EXERCISE DESCRIPTION: What follows is a set of records; restate each one word for word and drop the pictures.

GIVEN RECORDS:
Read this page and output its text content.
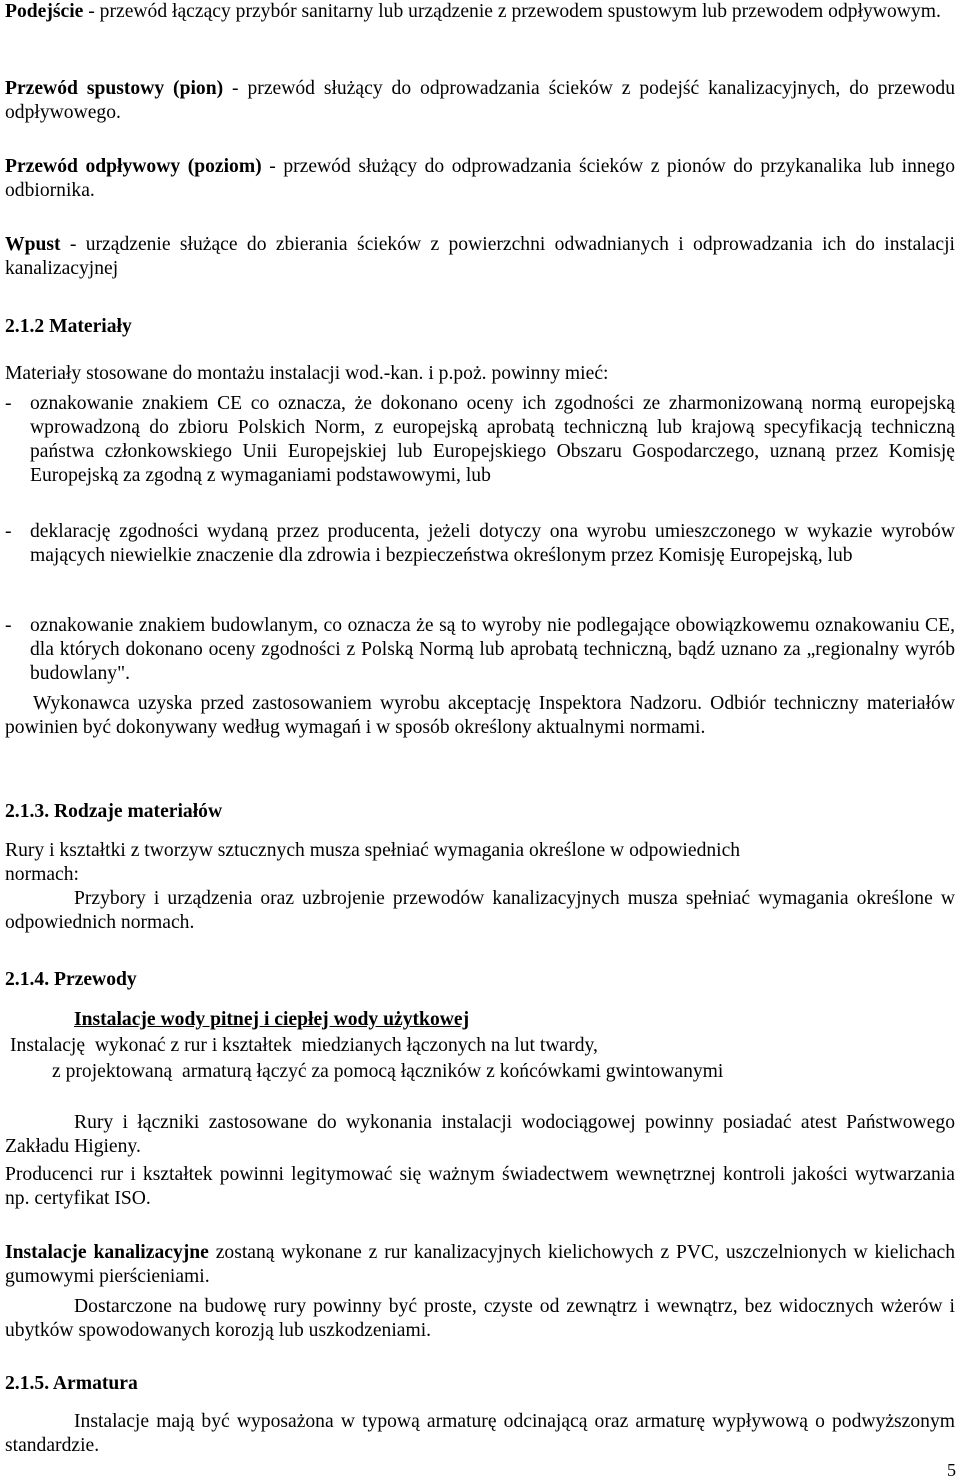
Podejście - przewód łączący przybór sanitarny lub urządzenie z przewodem spustowym lub przewodem odpływowym.

Przewód spustowy (pion) - przewód służący do odprowadzania ścieków z podejść kanalizacyjnych, do przewodu odpływowego.

Przewód odpływowy (poziom) - przewód służący do odprowadzania ścieków z pionów do przykanalika lub innego odbiornika.

Wpust - urządzenie służące do zbierania ścieków z powierzchni odwadnianych i odprowadzania ich do instalacji kanalizacyjnej

2.1.2 Materiały

Materiały stosowane do montażu instalacji wod.-kan. i p.poż. powinny mieć:

- oznakowanie znakiem CE co oznacza, że dokonano oceny ich zgodności ze zharmonizowaną normą europejską wprowadzoną do zbioru Polskich Norm, z europejską aprobatą techniczną lub krajową specyfikacją techniczną państwa członkowskiego Unii Europejskiej lub Europejskiego Obszaru Gospodarczego, uznaną przez Komisję Europejską za zgodną z wymaganiami podstawowymi, lub
- deklarację zgodności wydaną przez producenta, jeżeli dotyczy ona wyrobu umieszczonego w wykazie wyrobów mających niewielkie znaczenie dla zdrowia i bezpieczeństwa określonym przez Komisję Europejską, lub
- oznakowanie znakiem budowlanym, co oznacza że są to wyroby nie podlegające obowiązkowemu oznakowaniu CE, dla których dokonano oceny zgodności z Polską Normą lub aprobatą techniczną, bądź uznano za „regionalny wyrób budowlany".

Wykonawca uzyska przed zastosowaniem wyrobu akceptację Inspektora Nadzoru. Odbiór techniczny materiałów powinien być dokonywany według wymagań i w sposób określony aktualnymi normami.

2.1.3. Rodzaje materiałów

Rury i kształtki z tworzyw sztucznych musza spełniać wymagania określone w odpowiednich normach:

Przybory i urządzenia oraz uzbrojenie przewodów kanalizacyjnych musza spełniać wymagania określone w odpowiednich normach.

2.1.4. Przewody

Instalacje wody pitnej i ciepłej wody użytkowej

Instalację  wykonać z rur i kształtek  miedzianych łączonych na lut twardy,

z projektowaną  armaturą łączyć za pomocą łączników z końcówkami gwintowanymi

Rury i łączniki zastosowane do wykonania instalacji wodociągowej powinny posiadać atest Państwowego Zakładu Higieny.

Producenci rur i kształtek powinni legitymować się ważnym świadectwem wewnętrznej kontroli jakości wytwarzania np. certyfikat ISO.

Instalacje kanalizacyjne zostaną wykonane z rur kanalizacyjnych kielichowych z PVC, uszczelnionych w kielichach gumowymi pierścieniami.

Dostarczone na budowę rury powinny być proste, czyste od zewnątrz i wewnątrz, bez widocznych wżerów i ubytków spowodowanych korozją lub uszkodzeniami.

2.1.5. Armatura

Instalacje mają być wyposażona w typową armaturę odcinającą oraz armaturę wypływową o podwyższonym standardzie.

5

TASK SOLUTION:
Read this page and output its text content.
Podejście - przewód łączący przybór sanitarny lub urządzenie z przewodem spustowym lub przewodem odpływowym.

Przewód spustowy (pion) - przewód służący do odprowadzania ścieków z podejść kanalizacyjnych, do przewodu odpływowego.

Przewód odpływowy (poziom) - przewód służący do odprowadzania ścieków z pionów do przykanalika lub innego odbiornika.

Wpust - urządzenie służące do zbierania ścieków z powierzchni odwadnianych i odprowadzania ich do instalacji kanalizacyjnej

2.1.2 Materiały

Materiały stosowane do montażu instalacji wod.-kan. i p.poż. powinny mieć:

- oznakowanie znakiem CE co oznacza, że dokonano oceny ich zgodności ze zharmonizowaną normą europejską wprowadzoną do zbioru Polskich Norm, z europejską aprobatą techniczną lub krajową specyfikacją techniczną państwa członkowskiego Unii Europejskiej lub Europejskiego Obszaru Gospodarczego, uznaną przez Komisję Europejską za zgodną z wymaganiami podstawowymi, lub
- deklarację zgodności wydaną przez producenta, jeżeli dotyczy ona wyrobu umieszczonego w wykazie wyrobów mających niewielkie znaczenie dla zdrowia i bezpieczeństwa określonym przez Komisję Europejską, lub
- oznakowanie znakiem budowlanym, co oznacza że są to wyroby nie podlegające obowiązkowemu oznakowaniu CE, dla których dokonano oceny zgodności z Polską Normą lub aprobatą techniczną, bądź uznano za „regionalny wyrób budowlany".

Wykonawca uzyska przed zastosowaniem wyrobu akceptację Inspektora Nadzoru. Odbiór techniczny materiałów powinien być dokonywany według wymagań i w sposób określony aktualnymi normami.

2.1.3. Rodzaje materiałów

Rury i kształtki z tworzyw sztucznych musza spełniać wymagania określone w odpowiednich normach:

Przybory i urządzenia oraz uzbrojenie przewodów kanalizacyjnych musza spełniać wymagania określone w odpowiednich normach.

2.1.4. Przewody

Instalacje wody pitnej i ciepłej wody użytkowej

Instalację  wykonać z rur i kształtek  miedzianych łączonych na lut twardy,

z projektowaną  armaturą łączyć za pomocą łączników z końcówkami gwintowanymi

Rury i łączniki zastosowane do wykonania instalacji wodociągowej powinny posiadać atest Państwowego Zakładu Higieny.

Producenci rur i kształtek powinni legitymować się ważnym świadectwem wewnętrznej kontroli jakości wytwarzania np. certyfikat ISO.

Instalacje kanalizacyjne zostaną wykonane z rur kanalizacyjnych kielichowych z PVC, uszczelnionych w kielichach gumowymi pierścieniami.

Dostarczone na budowę rury powinny być proste, czyste od zewnątrz i wewnątrz, bez widocznych wżerów i ubytków spowodowanych korozją lub uszkodzeniami.

2.1.5. Armatura

Instalacje mają być wyposażona w typową armaturę odcinającą oraz armaturę wypływową o podwyższonym standardzie.

5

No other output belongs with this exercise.